DATA ENTRIES:

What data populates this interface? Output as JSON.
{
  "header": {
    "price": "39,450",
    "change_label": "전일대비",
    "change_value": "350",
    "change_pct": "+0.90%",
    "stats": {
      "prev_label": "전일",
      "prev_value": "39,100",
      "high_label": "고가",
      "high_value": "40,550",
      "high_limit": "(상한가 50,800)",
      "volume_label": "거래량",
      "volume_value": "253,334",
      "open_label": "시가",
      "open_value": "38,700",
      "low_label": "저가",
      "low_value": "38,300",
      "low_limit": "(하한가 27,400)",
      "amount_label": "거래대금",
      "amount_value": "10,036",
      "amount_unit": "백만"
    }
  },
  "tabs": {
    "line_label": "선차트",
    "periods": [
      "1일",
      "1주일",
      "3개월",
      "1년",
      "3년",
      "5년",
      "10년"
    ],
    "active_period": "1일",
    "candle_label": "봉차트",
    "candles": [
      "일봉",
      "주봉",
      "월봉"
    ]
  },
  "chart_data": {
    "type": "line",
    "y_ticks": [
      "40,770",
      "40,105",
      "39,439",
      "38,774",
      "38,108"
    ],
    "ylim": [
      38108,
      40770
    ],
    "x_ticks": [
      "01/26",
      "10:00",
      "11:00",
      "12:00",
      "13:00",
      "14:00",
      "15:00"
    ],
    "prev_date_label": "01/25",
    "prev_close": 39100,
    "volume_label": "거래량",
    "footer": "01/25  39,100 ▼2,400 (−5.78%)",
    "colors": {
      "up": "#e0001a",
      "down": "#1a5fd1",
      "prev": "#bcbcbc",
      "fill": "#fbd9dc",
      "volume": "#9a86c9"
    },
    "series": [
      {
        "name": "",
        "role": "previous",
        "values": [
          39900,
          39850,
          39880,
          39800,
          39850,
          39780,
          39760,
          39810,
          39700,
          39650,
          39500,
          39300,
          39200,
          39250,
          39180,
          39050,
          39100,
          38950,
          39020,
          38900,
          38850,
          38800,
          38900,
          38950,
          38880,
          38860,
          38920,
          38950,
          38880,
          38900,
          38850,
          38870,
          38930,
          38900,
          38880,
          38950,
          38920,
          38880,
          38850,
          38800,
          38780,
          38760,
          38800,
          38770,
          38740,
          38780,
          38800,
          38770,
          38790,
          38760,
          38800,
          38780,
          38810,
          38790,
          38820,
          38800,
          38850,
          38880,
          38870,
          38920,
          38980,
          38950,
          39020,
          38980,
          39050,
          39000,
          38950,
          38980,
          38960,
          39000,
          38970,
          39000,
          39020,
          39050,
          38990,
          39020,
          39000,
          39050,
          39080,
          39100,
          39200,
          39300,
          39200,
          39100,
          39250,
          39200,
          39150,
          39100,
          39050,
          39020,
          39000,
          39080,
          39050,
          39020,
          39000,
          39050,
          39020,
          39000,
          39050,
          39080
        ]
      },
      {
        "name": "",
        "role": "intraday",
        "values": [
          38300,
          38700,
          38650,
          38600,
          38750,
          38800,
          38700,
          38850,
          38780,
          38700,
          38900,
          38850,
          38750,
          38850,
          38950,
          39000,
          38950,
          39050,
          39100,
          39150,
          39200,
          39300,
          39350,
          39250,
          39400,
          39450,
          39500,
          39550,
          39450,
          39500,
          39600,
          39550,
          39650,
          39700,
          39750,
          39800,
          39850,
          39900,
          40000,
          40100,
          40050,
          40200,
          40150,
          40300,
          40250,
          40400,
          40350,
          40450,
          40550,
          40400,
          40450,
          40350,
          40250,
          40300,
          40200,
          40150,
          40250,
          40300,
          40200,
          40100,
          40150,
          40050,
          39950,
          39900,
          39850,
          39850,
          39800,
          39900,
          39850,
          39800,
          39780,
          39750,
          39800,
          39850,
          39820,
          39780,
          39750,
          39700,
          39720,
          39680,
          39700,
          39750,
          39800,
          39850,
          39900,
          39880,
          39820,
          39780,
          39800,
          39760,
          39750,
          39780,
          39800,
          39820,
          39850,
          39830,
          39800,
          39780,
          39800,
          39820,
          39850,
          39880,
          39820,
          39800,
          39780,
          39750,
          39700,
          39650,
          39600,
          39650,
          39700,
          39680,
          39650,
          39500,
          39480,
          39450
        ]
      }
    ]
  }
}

SHORT PROBLEM: All of the entries above need to be reproduced exactly.

EXERCISE RESPONSE:
What data populates this interface? Output as JSON.
{
  "header": {
    "price": "39,450",
    "change_label": "전일대비",
    "change_value": "350",
    "change_pct": "+0.90%",
    "stats": {
      "prev_label": "전일",
      "prev_value": "39,100",
      "high_label": "고가",
      "high_value": "40,550",
      "high_limit": "(상한가 50,800)",
      "volume_label": "거래량",
      "volume_value": "253,334",
      "open_label": "시가",
      "open_value": "38,700",
      "low_label": "저가",
      "low_value": "38,300",
      "low_limit": "(하한가 27,400)",
      "amount_label": "거래대금",
      "amount_value": "10,036",
      "amount_unit": "백만"
    }
  },
  "tabs": {
    "line_label": "선차트",
    "periods": [
      "1일",
      "1주일",
      "3개월",
      "1년",
      "3년",
      "5년",
      "10년"
    ],
    "active_period": "1일",
    "candle_label": "봉차트",
    "candles": [
      "일봉",
      "주봉",
      "월봉"
    ]
  },
  "chart_data": {
    "type": "line",
    "y_ticks": [
      "40,770",
      "40,105",
      "39,439",
      "38,774",
      "38,108"
    ],
    "ylim": [
      38108,
      40770
    ],
    "x_ticks": [
      "01/26",
      "10:00",
      "11:00",
      "12:00",
      "13:00",
      "14:00",
      "15:00"
    ],
    "prev_date_label": "01/25",
    "prev_close": 39100,
    "volume_label": "거래량",
    "footer": "01/25  39,100 ▼2,400 (−5.78%)",
    "colors": {
      "up": "#e0001a",
      "down": "#1a5fd1",
      "prev": "#bcbcbc",
      "fill": "#fbd9dc",
      "volume": "#9a86c9"
    },
    "series": [
      {
        "name": "",
        "role": "previous",
        "values": [
          39900,
          39850,
          39880,
          39800,
          39850,
          39780,
          39760,
          39810,
          39700,
          39650,
          39500,
          39300,
          39200,
          39250,
          39180,
          39050,
          39100,
          38950,
          39020,
          38900,
          38850,
          38800,
          38900,
          38950,
          38880,
          38860,
          38920,
          38950,
          38880,
          38900,
          38850,
          38870,
          38930,
          38900,
          38880,
          38950,
          38920,
          38880,
          38850,
          38800,
          38780,
          38760,
          38800,
          38770,
          38740,
          38780,
          38800,
          38770,
          38790,
          38760,
          38800,
          38780,
          38810,
          38790,
          38820,
          38800,
          38850,
          38880,
          38870,
          38920,
          38980,
          38950,
          39020,
          38980,
          39050,
          39000,
          38950,
          38980,
          38960,
          39000,
          38970,
          39000,
          39020,
          39050,
          38990,
          39020,
          39000,
          39050,
          39080,
          39100,
          39200,
          39300,
          39200,
          39100,
          39250,
          39200,
          39150,
          39100,
          39050,
          39020,
          39000,
          39080,
          39050,
          39020,
          39000,
          39050,
          39020,
          39000,
          39050,
          39080
        ]
      },
      {
        "name": "",
        "role": "intraday",
        "values": [
          38300,
          38700,
          38650,
          38600,
          38750,
          38800,
          38700,
          38850,
          38780,
          38700,
          38900,
          38850,
          38750,
          38850,
          38950,
          39000,
          38950,
          39050,
          39100,
          39150,
          39200,
          39300,
          39350,
          39250,
          39400,
          39450,
          39500,
          39550,
          39450,
          39500,
          39600,
          39550,
          39650,
          39700,
          39750,
          39800,
          39850,
          39900,
          40000,
          40100,
          40050,
          40200,
          40150,
          40300,
          40250,
          40400,
          40350,
          40450,
          40550,
          40400,
          40450,
          40350,
          40250,
          40300,
          40200,
          40150,
          40250,
          40300,
          40200,
          40100,
          40150,
          40050,
          39950,
          39900,
          39850,
          39850,
          39800,
          39900,
          39850,
          39800,
          39780,
          39750,
          39800,
          39850,
          39820,
          39780,
          39750,
          39700,
          39720,
          39680,
          39700,
          39750,
          39800,
          39850,
          39900,
          39880,
          39820,
          39780,
          39800,
          39760,
          39750,
          39780,
          39800,
          39820,
          39850,
          39830,
          39800,
          39780,
          39800,
          39820,
          39850,
          39880,
          39820,
          39800,
          39780,
          39750,
          39700,
          39650,
          39600,
          39650,
          39700,
          39680,
          39650,
          39500,
          39480,
          39450
        ]
      }
    ]
  }
}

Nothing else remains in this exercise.